::: EXTRACT PROVIDED
To work with a smaller trace file, I trimmed the trace file
to a small interval (not starting from the beginning) using
babeltrace2. This was necessary due to the sluggish
performance of Trace Compass when loaded with a large trace
file.
babeltrace2
--begin=23:29:41 --end=23:29:42 <input>
--output-format=ctf --output=<trimmed-output>
In the trimmed trace, it doesn't
contain lttng_ust_statedump:* events which I believe are
needed by trace compass for the resolving the function names
from the address.
As a workaround, I tried to create two trimmed traces
files: one that includes the lttng_ust_statedump:* events and
a second one that contains a function entry/exit events from a
small interval.
I then attempted to merge them into one trace:
babeltrace2
--input-format=ctf trace_statedump trace_small_interval
--output-format=ctf --output=trace_merged
In
the trace_merged directory, there are two separate
directories, so it seems that a real merge did not occur.
::::::
::: RECORDS SHOWN
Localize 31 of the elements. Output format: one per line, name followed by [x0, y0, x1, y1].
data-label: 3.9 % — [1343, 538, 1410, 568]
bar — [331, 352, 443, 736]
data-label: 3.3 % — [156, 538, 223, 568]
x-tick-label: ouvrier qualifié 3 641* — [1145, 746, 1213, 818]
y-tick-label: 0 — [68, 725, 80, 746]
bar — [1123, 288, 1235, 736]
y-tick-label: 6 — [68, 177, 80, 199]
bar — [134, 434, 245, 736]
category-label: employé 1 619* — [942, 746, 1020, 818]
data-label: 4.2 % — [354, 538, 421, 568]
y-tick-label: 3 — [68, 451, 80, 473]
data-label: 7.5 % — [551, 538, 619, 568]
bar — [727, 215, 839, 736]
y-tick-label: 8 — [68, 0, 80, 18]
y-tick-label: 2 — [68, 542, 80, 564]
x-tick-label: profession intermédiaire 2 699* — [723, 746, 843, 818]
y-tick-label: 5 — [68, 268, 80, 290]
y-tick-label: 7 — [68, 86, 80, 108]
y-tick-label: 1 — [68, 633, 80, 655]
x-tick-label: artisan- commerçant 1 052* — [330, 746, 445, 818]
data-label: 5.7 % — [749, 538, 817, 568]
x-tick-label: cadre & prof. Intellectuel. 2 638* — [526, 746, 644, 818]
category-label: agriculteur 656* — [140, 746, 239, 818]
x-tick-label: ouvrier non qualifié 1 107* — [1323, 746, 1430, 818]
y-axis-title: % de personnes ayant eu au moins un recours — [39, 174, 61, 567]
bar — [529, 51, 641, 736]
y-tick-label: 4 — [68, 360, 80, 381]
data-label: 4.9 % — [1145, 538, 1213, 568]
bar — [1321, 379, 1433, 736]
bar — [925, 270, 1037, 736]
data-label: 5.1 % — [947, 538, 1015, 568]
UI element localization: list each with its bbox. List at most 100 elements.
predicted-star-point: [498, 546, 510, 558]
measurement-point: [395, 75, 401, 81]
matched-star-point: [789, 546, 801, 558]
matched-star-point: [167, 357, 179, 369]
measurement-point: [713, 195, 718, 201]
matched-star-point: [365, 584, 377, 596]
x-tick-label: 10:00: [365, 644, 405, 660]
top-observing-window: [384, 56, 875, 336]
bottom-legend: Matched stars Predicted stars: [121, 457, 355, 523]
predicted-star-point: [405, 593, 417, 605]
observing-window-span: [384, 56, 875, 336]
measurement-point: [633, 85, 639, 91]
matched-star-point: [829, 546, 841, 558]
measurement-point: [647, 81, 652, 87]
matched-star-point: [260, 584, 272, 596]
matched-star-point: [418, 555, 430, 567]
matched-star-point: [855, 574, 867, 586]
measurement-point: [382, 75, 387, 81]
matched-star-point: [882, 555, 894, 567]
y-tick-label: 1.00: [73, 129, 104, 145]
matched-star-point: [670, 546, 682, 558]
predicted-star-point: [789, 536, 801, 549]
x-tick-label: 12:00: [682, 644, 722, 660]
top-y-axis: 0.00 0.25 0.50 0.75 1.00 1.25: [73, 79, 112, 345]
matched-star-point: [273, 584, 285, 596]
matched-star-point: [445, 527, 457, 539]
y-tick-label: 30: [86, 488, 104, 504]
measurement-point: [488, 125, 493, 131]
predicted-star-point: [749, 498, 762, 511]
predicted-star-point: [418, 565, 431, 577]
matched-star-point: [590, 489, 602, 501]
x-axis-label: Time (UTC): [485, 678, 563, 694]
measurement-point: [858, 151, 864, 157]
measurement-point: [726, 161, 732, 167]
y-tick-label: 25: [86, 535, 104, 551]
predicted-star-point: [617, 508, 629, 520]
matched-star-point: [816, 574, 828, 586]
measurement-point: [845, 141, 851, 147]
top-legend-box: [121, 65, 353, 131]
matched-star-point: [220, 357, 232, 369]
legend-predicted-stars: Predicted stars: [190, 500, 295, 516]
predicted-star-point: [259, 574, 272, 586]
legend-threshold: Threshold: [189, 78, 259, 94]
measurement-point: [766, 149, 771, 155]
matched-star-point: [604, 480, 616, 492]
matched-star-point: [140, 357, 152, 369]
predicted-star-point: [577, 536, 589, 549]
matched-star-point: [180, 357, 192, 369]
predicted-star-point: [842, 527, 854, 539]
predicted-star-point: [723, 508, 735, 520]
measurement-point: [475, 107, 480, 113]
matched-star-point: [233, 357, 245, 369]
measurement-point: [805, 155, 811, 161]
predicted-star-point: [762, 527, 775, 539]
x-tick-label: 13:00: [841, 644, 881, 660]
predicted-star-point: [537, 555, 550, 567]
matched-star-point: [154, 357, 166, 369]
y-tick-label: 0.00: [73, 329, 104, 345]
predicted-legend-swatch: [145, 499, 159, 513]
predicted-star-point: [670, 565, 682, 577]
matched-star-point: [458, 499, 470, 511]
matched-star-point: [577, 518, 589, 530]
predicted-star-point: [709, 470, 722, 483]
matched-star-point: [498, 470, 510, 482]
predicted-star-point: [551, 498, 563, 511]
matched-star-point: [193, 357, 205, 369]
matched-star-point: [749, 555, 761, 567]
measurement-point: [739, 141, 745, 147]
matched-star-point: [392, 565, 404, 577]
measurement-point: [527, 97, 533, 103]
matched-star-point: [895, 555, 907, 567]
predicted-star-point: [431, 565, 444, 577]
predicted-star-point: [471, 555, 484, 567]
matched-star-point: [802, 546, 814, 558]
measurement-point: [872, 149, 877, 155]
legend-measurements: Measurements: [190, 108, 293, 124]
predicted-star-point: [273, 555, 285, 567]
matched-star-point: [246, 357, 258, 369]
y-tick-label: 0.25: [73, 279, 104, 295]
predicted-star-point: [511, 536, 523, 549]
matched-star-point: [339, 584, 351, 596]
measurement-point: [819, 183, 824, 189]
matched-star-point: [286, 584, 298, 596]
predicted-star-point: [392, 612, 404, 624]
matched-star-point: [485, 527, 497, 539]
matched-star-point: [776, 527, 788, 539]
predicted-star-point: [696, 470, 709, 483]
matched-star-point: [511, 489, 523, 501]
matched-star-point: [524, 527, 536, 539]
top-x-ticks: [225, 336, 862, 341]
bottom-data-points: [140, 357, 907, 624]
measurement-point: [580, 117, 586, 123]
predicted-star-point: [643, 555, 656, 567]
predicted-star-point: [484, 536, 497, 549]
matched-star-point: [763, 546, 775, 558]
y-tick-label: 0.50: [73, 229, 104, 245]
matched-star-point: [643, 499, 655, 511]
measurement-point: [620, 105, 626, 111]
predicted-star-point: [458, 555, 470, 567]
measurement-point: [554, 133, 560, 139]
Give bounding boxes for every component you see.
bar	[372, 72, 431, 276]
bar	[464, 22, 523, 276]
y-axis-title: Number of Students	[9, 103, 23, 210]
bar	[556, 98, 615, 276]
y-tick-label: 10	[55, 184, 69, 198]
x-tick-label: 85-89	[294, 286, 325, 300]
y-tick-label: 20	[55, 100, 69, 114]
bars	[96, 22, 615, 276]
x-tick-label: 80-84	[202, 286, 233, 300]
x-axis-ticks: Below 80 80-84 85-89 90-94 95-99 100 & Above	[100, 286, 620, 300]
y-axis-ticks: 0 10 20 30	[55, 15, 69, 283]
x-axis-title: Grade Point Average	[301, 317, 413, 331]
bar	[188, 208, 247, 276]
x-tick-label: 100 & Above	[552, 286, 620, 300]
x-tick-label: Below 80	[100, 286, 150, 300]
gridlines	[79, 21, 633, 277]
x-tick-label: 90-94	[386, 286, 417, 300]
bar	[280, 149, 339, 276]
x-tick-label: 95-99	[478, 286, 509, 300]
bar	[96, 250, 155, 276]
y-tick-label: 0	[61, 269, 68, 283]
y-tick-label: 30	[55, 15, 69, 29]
::::::
EXERCISE TASKS:
1. List each distinct command-line option name (without its value) used in the babeltrace2 commands in the post about trimming traces.
2. Reproduce everything in the post about trimming traces from "To work with" down to "from the address.".

LIST OF ANSWERS:
1. --begin, --end, --output-format, --output, --input-format

2.
To work with a smaller trace file, I trimmed the trace file
to a small interval (not starting from the beginning) using
babeltrace2. This was necessary due to the sluggish
performance of Trace Compass when loaded with a large trace
file.
babeltrace2
--begin=23:29:41 --end=23:29:42 <input>
--output-format=ctf --output=<trimmed-output>
In the trimmed trace, it doesn't
contain lttng_ust_statedump:* events which I believe are
needed by trace compass for the resolving the function names
from the address.